### DO THIS
Count how many lines of the material below have the word "color" and give only the number.

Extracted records
******

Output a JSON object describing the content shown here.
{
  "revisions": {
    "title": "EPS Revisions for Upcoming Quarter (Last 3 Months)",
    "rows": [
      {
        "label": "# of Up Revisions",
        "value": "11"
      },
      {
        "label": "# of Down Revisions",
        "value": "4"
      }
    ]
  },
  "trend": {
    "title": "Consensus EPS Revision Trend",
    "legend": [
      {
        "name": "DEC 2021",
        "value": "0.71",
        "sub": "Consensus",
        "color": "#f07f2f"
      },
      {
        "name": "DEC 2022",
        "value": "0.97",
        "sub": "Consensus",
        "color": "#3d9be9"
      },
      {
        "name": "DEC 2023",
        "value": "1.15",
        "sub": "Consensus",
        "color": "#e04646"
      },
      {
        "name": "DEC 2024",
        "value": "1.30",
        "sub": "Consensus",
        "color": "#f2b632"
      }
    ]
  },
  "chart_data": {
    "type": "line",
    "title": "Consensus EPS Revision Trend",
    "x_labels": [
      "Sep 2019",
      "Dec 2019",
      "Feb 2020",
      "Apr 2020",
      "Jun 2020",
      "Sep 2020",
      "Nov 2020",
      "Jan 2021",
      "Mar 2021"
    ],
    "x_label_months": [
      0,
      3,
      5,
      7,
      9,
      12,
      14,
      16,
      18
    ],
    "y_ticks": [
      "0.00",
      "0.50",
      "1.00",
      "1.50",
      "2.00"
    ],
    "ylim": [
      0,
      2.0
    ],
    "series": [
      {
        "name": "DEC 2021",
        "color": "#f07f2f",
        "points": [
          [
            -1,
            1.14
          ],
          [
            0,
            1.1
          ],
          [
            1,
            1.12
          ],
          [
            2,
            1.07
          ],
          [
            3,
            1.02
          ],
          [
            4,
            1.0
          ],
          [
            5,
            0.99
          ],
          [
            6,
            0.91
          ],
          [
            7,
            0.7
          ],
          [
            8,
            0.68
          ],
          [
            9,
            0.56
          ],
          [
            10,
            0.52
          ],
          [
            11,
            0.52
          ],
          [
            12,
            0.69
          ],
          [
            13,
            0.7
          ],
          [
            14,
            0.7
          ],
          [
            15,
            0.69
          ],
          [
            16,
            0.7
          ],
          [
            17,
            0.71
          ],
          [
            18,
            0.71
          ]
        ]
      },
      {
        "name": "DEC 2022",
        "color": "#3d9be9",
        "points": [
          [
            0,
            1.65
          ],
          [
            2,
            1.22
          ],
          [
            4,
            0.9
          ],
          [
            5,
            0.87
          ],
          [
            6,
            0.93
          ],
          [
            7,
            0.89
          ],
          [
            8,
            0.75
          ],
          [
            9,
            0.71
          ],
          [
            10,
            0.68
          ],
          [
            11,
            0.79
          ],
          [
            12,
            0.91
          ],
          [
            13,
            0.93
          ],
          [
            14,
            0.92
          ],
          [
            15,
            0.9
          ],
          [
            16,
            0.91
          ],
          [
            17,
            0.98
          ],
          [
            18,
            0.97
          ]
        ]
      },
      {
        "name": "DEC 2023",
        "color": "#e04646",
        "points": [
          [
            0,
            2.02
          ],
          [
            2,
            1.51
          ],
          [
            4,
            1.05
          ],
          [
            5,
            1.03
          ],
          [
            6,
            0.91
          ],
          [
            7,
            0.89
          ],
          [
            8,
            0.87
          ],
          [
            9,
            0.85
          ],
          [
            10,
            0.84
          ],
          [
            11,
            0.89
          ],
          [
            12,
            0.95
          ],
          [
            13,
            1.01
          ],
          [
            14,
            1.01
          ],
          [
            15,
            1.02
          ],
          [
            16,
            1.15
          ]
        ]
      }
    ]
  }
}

******

### OUTPUT FOR THIS EXERCISE
7